__INSTRUCTIONS FOR THE TASK__. Would you transcribe the whole listing exactly, minus its pictures?
>>
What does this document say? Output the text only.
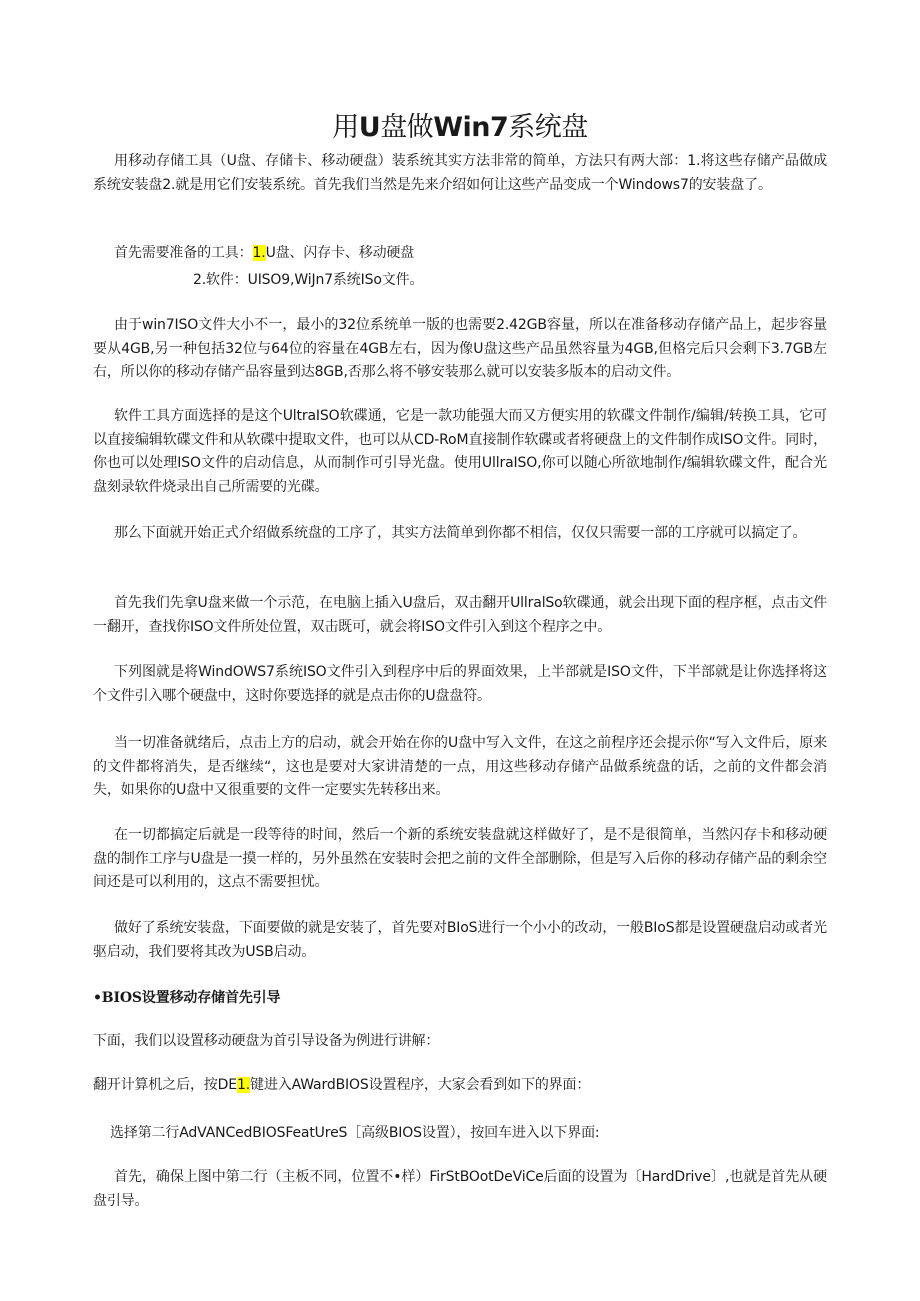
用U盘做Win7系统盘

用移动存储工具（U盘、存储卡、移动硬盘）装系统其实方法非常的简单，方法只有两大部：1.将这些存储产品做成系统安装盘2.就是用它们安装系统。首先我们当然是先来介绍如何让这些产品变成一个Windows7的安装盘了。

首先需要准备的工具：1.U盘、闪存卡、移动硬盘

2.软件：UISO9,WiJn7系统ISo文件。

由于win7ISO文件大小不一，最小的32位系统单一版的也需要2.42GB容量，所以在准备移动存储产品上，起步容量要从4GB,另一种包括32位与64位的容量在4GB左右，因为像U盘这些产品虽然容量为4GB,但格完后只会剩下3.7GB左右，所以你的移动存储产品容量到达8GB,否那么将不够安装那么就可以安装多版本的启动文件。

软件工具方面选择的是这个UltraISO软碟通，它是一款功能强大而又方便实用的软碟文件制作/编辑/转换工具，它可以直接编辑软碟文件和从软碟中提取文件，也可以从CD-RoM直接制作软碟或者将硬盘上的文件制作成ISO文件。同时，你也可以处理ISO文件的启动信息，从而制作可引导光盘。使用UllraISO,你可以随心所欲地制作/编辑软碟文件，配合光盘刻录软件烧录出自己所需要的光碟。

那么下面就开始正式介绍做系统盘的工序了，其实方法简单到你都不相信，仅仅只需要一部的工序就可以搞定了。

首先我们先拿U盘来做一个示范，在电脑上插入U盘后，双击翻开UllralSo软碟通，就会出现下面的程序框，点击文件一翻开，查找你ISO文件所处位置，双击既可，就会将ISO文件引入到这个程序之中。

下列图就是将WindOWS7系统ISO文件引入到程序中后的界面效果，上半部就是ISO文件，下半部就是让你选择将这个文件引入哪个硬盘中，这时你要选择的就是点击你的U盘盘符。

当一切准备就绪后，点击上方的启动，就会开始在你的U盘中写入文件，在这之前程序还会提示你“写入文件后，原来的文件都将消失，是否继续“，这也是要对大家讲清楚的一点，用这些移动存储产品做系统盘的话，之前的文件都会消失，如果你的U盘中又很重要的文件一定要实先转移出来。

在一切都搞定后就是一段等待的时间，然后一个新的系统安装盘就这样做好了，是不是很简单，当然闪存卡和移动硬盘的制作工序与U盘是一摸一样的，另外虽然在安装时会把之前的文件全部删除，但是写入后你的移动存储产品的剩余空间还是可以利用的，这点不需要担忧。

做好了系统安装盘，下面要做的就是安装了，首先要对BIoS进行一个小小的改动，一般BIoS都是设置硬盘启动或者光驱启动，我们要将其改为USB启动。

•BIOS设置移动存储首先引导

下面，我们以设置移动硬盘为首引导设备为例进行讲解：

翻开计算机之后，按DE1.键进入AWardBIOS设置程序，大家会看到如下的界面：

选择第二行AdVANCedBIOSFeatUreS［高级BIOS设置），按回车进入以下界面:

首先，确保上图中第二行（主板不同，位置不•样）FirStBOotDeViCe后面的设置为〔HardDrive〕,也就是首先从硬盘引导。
<<
__WRITTEN REPLY__.
What does this document say? Output the text only.
用U盘做Win7系统盘

用移动存储工具（U盘、存储卡、移动硬盘）装系统其实方法非常的简单，方法只有两大部：1.将这些存储产品做成系统安装盘2.就是用它们安装系统。首先我们当然是先来介绍如何让这些产品变成一个Windows7的安装盘了。

首先需要准备的工具：1.U盘、闪存卡、移动硬盘

2.软件：UISO9,WiJn7系统ISo文件。

由于win7ISO文件大小不一，最小的32位系统单一版的也需要2.42GB容量，所以在准备移动存储产品上，起步容量要从4GB,另一种包括32位与64位的容量在4GB左右，因为像U盘这些产品虽然容量为4GB,但格完后只会剩下3.7GB左右，所以你的移动存储产品容量到达8GB,否那么将不够安装那么就可以安装多版本的启动文件。

软件工具方面选择的是这个UltraISO软碟通，它是一款功能强大而又方便实用的软碟文件制作/编辑/转换工具，它可以直接编辑软碟文件和从软碟中提取文件，也可以从CD-RoM直接制作软碟或者将硬盘上的文件制作成ISO文件。同时，你也可以处理ISO文件的启动信息，从而制作可引导光盘。使用UllraISO,你可以随心所欲地制作/编辑软碟文件，配合光盘刻录软件烧录出自己所需要的光碟。

那么下面就开始正式介绍做系统盘的工序了，其实方法简单到你都不相信，仅仅只需要一部的工序就可以搞定了。

首先我们先拿U盘来做一个示范，在电脑上插入U盘后，双击翻开UllralSo软碟通，就会出现下面的程序框，点击文件一翻开，查找你ISO文件所处位置，双击既可，就会将ISO文件引入到这个程序之中。

下列图就是将WindOWS7系统ISO文件引入到程序中后的界面效果，上半部就是ISO文件，下半部就是让你选择将这个文件引入哪个硬盘中，这时你要选择的就是点击你的U盘盘符。

当一切准备就绪后，点击上方的启动，就会开始在你的U盘中写入文件，在这之前程序还会提示你“写入文件后，原来的文件都将消失，是否继续“，这也是要对大家讲清楚的一点，用这些移动存储产品做系统盘的话，之前的文件都会消失，如果你的U盘中又很重要的文件一定要实先转移出来。

在一切都搞定后就是一段等待的时间，然后一个新的系统安装盘就这样做好了，是不是很简单，当然闪存卡和移动硬盘的制作工序与U盘是一摸一样的，另外虽然在安装时会把之前的文件全部删除，但是写入后你的移动存储产品的剩余空间还是可以利用的，这点不需要担忧。

做好了系统安装盘，下面要做的就是安装了，首先要对BIoS进行一个小小的改动，一般BIoS都是设置硬盘启动或者光驱启动，我们要将其改为USB启动。

•BIOS设置移动存储首先引导

下面，我们以设置移动硬盘为首引导设备为例进行讲解：

翻开计算机之后，按DE1.键进入AWardBIOS设置程序，大家会看到如下的界面：

选择第二行AdVANCedBIOSFeatUreS［高级BIOS设置），按回车进入以下界面:

首先，确保上图中第二行（主板不同，位置不•样）FirStBOotDeViCe后面的设置为〔HardDrive〕,也就是首先从硬盘引导。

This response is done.